- **The request**
Below are the records. Count the lines containing the string "praticiens", and reply with the number alone.

- **Listed records**
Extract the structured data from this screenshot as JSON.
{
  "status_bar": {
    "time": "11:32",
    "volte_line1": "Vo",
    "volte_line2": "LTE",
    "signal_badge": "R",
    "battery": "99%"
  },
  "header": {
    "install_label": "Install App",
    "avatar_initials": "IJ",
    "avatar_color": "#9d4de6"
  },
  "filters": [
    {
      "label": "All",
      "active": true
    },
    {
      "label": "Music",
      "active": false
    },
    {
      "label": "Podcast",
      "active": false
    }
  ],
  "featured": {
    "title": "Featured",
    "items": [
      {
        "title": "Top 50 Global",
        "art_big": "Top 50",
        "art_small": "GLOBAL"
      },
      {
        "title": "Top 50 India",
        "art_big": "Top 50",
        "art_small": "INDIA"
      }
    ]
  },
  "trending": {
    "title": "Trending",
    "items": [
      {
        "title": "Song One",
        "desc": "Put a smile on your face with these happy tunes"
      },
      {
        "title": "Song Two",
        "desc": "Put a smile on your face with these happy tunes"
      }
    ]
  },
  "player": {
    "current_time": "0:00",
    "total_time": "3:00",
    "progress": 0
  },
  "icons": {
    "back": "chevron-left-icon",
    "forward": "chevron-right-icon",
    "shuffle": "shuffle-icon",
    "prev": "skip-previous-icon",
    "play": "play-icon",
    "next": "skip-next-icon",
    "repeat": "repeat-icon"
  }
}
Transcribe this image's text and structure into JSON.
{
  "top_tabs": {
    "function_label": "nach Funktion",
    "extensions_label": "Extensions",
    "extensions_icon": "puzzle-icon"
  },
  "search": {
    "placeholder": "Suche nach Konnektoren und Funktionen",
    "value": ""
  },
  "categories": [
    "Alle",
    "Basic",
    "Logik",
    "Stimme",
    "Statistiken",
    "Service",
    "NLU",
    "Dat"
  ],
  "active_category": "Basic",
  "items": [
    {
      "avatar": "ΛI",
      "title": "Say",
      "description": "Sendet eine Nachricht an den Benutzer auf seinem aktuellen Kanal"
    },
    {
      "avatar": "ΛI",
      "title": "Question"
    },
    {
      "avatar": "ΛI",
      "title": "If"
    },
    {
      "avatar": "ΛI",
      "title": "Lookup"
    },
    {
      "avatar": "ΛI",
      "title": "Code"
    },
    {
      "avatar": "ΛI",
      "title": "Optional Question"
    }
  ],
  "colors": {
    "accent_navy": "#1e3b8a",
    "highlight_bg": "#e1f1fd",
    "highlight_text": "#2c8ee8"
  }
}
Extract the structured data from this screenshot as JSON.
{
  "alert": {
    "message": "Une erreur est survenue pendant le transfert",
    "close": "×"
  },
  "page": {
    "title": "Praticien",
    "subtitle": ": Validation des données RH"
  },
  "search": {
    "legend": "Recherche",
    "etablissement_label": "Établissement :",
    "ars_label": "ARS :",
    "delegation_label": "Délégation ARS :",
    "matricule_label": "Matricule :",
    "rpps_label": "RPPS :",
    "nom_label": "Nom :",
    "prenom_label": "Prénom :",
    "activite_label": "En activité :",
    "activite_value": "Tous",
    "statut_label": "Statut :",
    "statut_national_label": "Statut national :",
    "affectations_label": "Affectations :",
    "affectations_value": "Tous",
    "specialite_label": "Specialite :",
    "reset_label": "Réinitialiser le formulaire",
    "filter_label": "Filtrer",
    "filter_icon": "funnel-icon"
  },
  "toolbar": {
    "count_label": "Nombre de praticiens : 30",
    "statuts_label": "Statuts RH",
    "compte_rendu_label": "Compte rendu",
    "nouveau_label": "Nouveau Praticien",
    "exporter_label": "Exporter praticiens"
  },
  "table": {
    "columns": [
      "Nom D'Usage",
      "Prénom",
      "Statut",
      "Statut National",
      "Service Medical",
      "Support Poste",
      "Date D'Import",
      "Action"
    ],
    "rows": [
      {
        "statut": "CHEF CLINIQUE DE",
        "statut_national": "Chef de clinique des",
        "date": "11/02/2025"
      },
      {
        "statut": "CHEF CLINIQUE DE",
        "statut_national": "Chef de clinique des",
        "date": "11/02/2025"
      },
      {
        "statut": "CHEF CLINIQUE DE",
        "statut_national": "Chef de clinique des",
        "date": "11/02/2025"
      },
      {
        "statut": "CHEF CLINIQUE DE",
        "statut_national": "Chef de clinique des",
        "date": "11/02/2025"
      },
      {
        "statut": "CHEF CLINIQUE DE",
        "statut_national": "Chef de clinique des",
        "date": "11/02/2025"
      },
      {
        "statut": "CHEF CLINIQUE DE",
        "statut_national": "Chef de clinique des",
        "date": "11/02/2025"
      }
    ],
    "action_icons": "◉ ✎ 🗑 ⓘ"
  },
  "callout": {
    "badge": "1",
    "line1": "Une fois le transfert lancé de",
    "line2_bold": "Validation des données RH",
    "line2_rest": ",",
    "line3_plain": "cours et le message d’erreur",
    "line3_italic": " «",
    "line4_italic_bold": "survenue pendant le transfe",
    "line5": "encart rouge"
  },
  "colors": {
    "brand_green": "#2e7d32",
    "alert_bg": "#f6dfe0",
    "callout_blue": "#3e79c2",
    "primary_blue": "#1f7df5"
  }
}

- **Result below**
2